● Written problem
Every entry below must be repeated exactly; skip the pictures.
*** Task material ***
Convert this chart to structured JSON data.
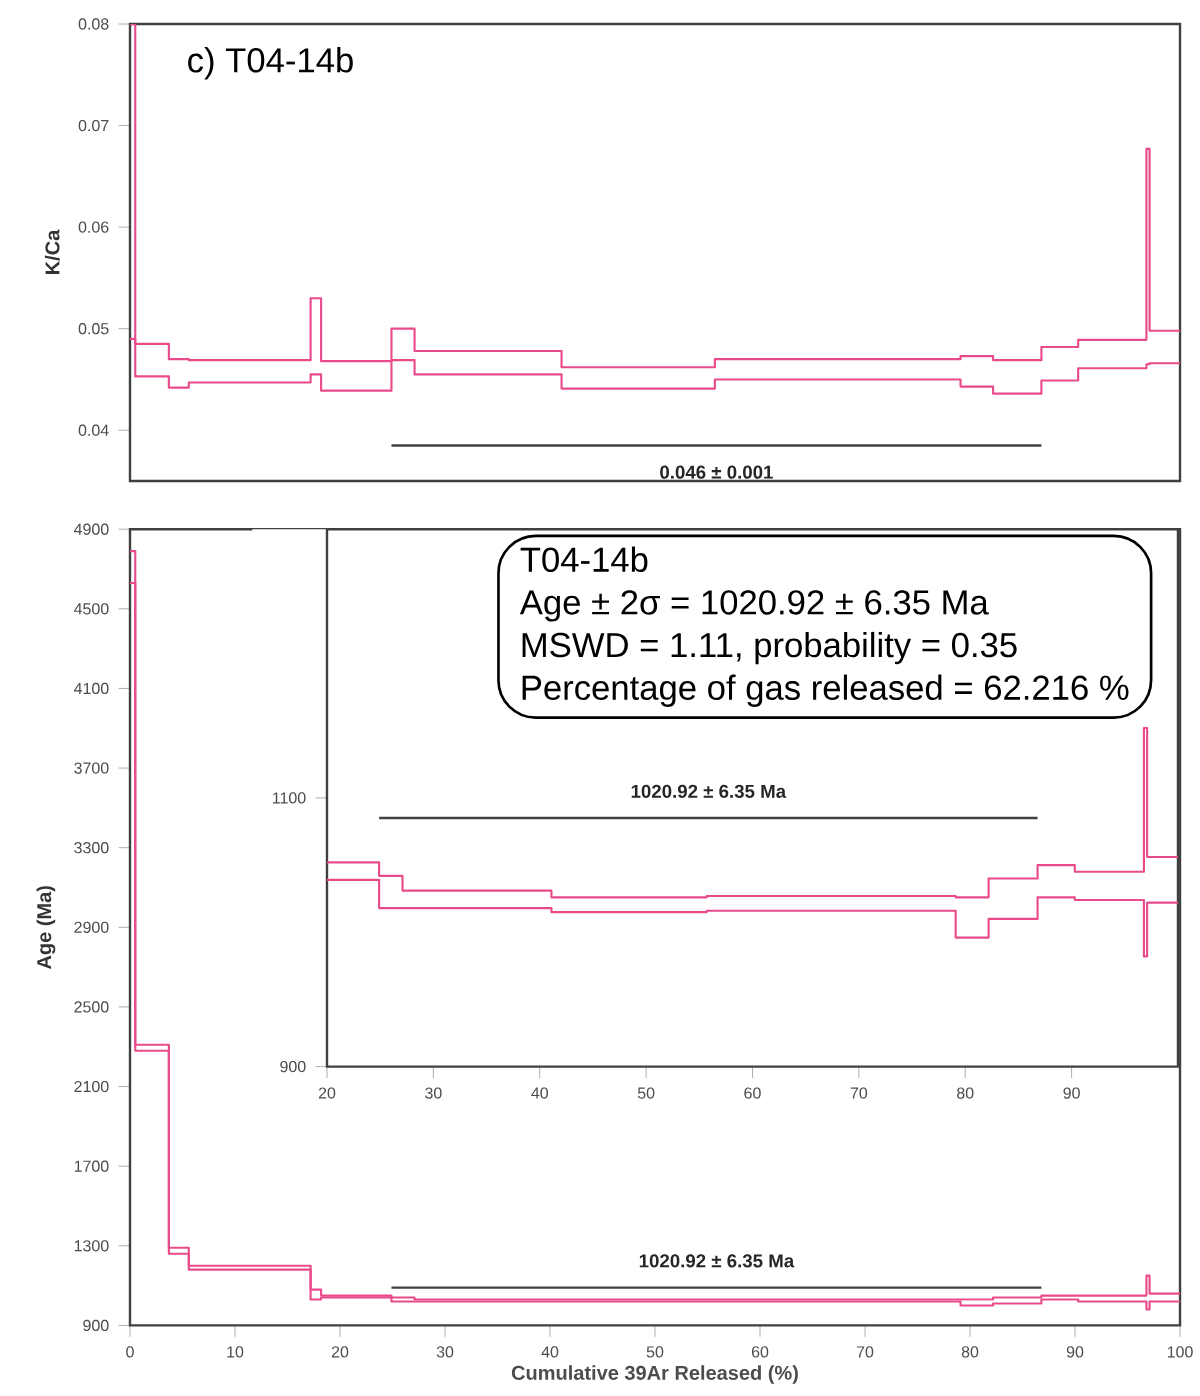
{
  "chart_data": [
    {
      "type": "step",
      "title": "c) T04-14b",
      "ylabel": "K/Ca",
      "xlim": [
        0,
        100
      ],
      "ylim": [
        0.035,
        0.08
      ],
      "yticks": [
        0.04,
        0.05,
        0.06,
        0.07,
        0.08
      ],
      "tick_labels": "y",
      "series": [
        {
          "color": "#e94b8a",
          "x": [
            0,
            0.5,
            3.7,
            5.6,
            17.2,
            18.2,
            24.9,
            27.1,
            41.1,
            55.7,
            79.1,
            82.2,
            86.8,
            90.3,
            96.8,
            97.1,
            100
          ],
          "values": [
            0.049,
            0.0453,
            0.0442,
            0.0447,
            0.0455,
            0.0439,
            0.0469,
            0.0455,
            0.0441,
            0.045,
            0.0443,
            0.0436,
            0.0449,
            0.0461,
            0.0465,
            0.0466,
            0.0466
          ]
        },
        {
          "color": "#e94b8a",
          "x": [
            0,
            0.5,
            3.7,
            5.6,
            17.2,
            18.2,
            24.9,
            27.1,
            41.1,
            55.7,
            79.1,
            82.2,
            86.8,
            90.3,
            96.8,
            97.1,
            100
          ],
          "values": [
            0.08,
            0.0485,
            0.047,
            0.0469,
            0.053,
            0.0468,
            0.05,
            0.0478,
            0.0462,
            0.047,
            0.0473,
            0.0469,
            0.0482,
            0.0489,
            0.0677,
            0.0498,
            0.0498
          ]
        },
        {
          "type": "line",
          "color": "#404040",
          "x": [
            24.9,
            86.8
          ],
          "values": [
            0.0385,
            0.0385
          ]
        }
      ],
      "annotations": [
        "0.046 ± 0.001"
      ]
    },
    {
      "type": "step",
      "xlabel": "Cumulative 39Ar Released (%)",
      "ylabel": "Age (Ma)",
      "xlim": [
        0,
        100
      ],
      "ylim": [
        900,
        4900
      ],
      "xticks": [
        0,
        10,
        20,
        30,
        40,
        50,
        60,
        70,
        80,
        90,
        100
      ],
      "yticks": [
        900,
        1300,
        1700,
        2100,
        2500,
        2900,
        3300,
        3700,
        4100,
        4500,
        4900
      ],
      "series": [
        {
          "color": "#e94b8a",
          "x": [
            0,
            0.5,
            3.7,
            5.6,
            17.2,
            18.2,
            24.9,
            27.1,
            41.1,
            55.7,
            79.1,
            82.2,
            86.8,
            90.3,
            96.8,
            97.1,
            100
          ],
          "values": [
            4630,
            2280,
            1260,
            1180,
            1030,
            1040,
            1020,
            1020,
            1020,
            1020,
            1000,
            1010,
            1030,
            1020,
            980,
            1020,
            1020
          ]
        },
        {
          "color": "#e94b8a",
          "x": [
            0,
            0.5,
            3.7,
            5.6,
            17.2,
            18.2,
            24.9,
            27.1,
            41.1,
            55.7,
            79.1,
            82.2,
            86.8,
            90.3,
            96.8,
            97.1,
            100
          ],
          "values": [
            4790,
            2310,
            1290,
            1200,
            1080,
            1050,
            1040,
            1030,
            1030,
            1030,
            1030,
            1040,
            1050,
            1050,
            1150,
            1060,
            1060
          ]
        },
        {
          "type": "line",
          "color": "#404040",
          "x": [
            24.9,
            86.8
          ],
          "values": [
            1090,
            1090
          ]
        }
      ],
      "annotations": [
        "1020.92 ± 6.35 Ma"
      ]
    },
    {
      "type": "step",
      "xlim": [
        20,
        100
      ],
      "ylim": [
        900,
        1300
      ],
      "xticks": [
        20,
        30,
        40,
        50,
        60,
        70,
        80,
        90
      ],
      "yticks": [
        900,
        1100
      ],
      "series": [
        {
          "color": "#e94b8a",
          "x": [
            20,
            24.9,
            27.1,
            41.1,
            55.7,
            79.1,
            82.2,
            86.8,
            90.3,
            96.8,
            97.1,
            100
          ],
          "values": [
            1039,
            1018,
            1018,
            1015,
            1016,
            996,
            1010,
            1026,
            1024,
            982,
            1022,
            1022
          ]
        },
        {
          "color": "#e94b8a",
          "x": [
            20,
            24.9,
            27.1,
            41.1,
            55.7,
            79.1,
            82.2,
            86.8,
            90.3,
            96.8,
            97.1,
            100
          ],
          "values": [
            1052,
            1042,
            1031,
            1026,
            1027,
            1026,
            1040,
            1050,
            1045,
            1152,
            1056,
            1056
          ]
        },
        {
          "type": "line",
          "color": "#404040",
          "x": [
            24.9,
            86.8
          ],
          "values": [
            1085,
            1085
          ]
        }
      ],
      "annotations": [
        "1020.92 ± 6.35 Ma",
        "T04-14b",
        "Age ± 2σ = 1020.92 ± 6.35 Ma",
        "MSWD = 1.11, probability = 0.35",
        "Percentage of gas released = 62.216 %"
      ]
    }
  ]
}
***
● Exercise output
Convert this chart to structured JSON data.
{
  "chart_data": [
    {
      "type": "step",
      "title": "c) T04-14b",
      "ylabel": "K/Ca",
      "xlim": [
        0,
        100
      ],
      "ylim": [
        0.035,
        0.08
      ],
      "yticks": [
        0.04,
        0.05,
        0.06,
        0.07,
        0.08
      ],
      "tick_labels": "y",
      "series": [
        {
          "color": "#e94b8a",
          "x": [
            0,
            0.5,
            3.7,
            5.6,
            17.2,
            18.2,
            24.9,
            27.1,
            41.1,
            55.7,
            79.1,
            82.2,
            86.8,
            90.3,
            96.8,
            97.1,
            100
          ],
          "values": [
            0.049,
            0.0453,
            0.0442,
            0.0447,
            0.0455,
            0.0439,
            0.0469,
            0.0455,
            0.0441,
            0.045,
            0.0443,
            0.0436,
            0.0449,
            0.0461,
            0.0465,
            0.0466,
            0.0466
          ]
        },
        {
          "color": "#e94b8a",
          "x": [
            0,
            0.5,
            3.7,
            5.6,
            17.2,
            18.2,
            24.9,
            27.1,
            41.1,
            55.7,
            79.1,
            82.2,
            86.8,
            90.3,
            96.8,
            97.1,
            100
          ],
          "values": [
            0.08,
            0.0485,
            0.047,
            0.0469,
            0.053,
            0.0468,
            0.05,
            0.0478,
            0.0462,
            0.047,
            0.0473,
            0.0469,
            0.0482,
            0.0489,
            0.0677,
            0.0498,
            0.0498
          ]
        },
        {
          "type": "line",
          "color": "#404040",
          "x": [
            24.9,
            86.8
          ],
          "values": [
            0.0385,
            0.0385
          ]
        }
      ],
      "annotations": [
        "0.046 ± 0.001"
      ]
    },
    {
      "type": "step",
      "xlabel": "Cumulative 39Ar Released (%)",
      "ylabel": "Age (Ma)",
      "xlim": [
        0,
        100
      ],
      "ylim": [
        900,
        4900
      ],
      "xticks": [
        0,
        10,
        20,
        30,
        40,
        50,
        60,
        70,
        80,
        90,
        100
      ],
      "yticks": [
        900,
        1300,
        1700,
        2100,
        2500,
        2900,
        3300,
        3700,
        4100,
        4500,
        4900
      ],
      "series": [
        {
          "color": "#e94b8a",
          "x": [
            0,
            0.5,
            3.7,
            5.6,
            17.2,
            18.2,
            24.9,
            27.1,
            41.1,
            55.7,
            79.1,
            82.2,
            86.8,
            90.3,
            96.8,
            97.1,
            100
          ],
          "values": [
            4630,
            2280,
            1260,
            1180,
            1030,
            1040,
            1020,
            1020,
            1020,
            1020,
            1000,
            1010,
            1030,
            1020,
            980,
            1020,
            1020
          ]
        },
        {
          "color": "#e94b8a",
          "x": [
            0,
            0.5,
            3.7,
            5.6,
            17.2,
            18.2,
            24.9,
            27.1,
            41.1,
            55.7,
            79.1,
            82.2,
            86.8,
            90.3,
            96.8,
            97.1,
            100
          ],
          "values": [
            4790,
            2310,
            1290,
            1200,
            1080,
            1050,
            1040,
            1030,
            1030,
            1030,
            1030,
            1040,
            1050,
            1050,
            1150,
            1060,
            1060
          ]
        },
        {
          "type": "line",
          "color": "#404040",
          "x": [
            24.9,
            86.8
          ],
          "values": [
            1090,
            1090
          ]
        }
      ],
      "annotations": [
        "1020.92 ± 6.35 Ma"
      ]
    },
    {
      "type": "step",
      "xlim": [
        20,
        100
      ],
      "ylim": [
        900,
        1300
      ],
      "xticks": [
        20,
        30,
        40,
        50,
        60,
        70,
        80,
        90
      ],
      "yticks": [
        900,
        1100
      ],
      "series": [
        {
          "color": "#e94b8a",
          "x": [
            20,
            24.9,
            27.1,
            41.1,
            55.7,
            79.1,
            82.2,
            86.8,
            90.3,
            96.8,
            97.1,
            100
          ],
          "values": [
            1039,
            1018,
            1018,
            1015,
            1016,
            996,
            1010,
            1026,
            1024,
            982,
            1022,
            1022
          ]
        },
        {
          "color": "#e94b8a",
          "x": [
            20,
            24.9,
            27.1,
            41.1,
            55.7,
            79.1,
            82.2,
            86.8,
            90.3,
            96.8,
            97.1,
            100
          ],
          "values": [
            1052,
            1042,
            1031,
            1026,
            1027,
            1026,
            1040,
            1050,
            1045,
            1152,
            1056,
            1056
          ]
        },
        {
          "type": "line",
          "color": "#404040",
          "x": [
            24.9,
            86.8
          ],
          "values": [
            1085,
            1085
          ]
        }
      ],
      "annotations": [
        "1020.92 ± 6.35 Ma",
        "T04-14b",
        "Age ± 2σ = 1020.92 ± 6.35 Ma",
        "MSWD = 1.11, probability = 0.35",
        "Percentage of gas released = 62.216 %"
      ]
    }
  ]
}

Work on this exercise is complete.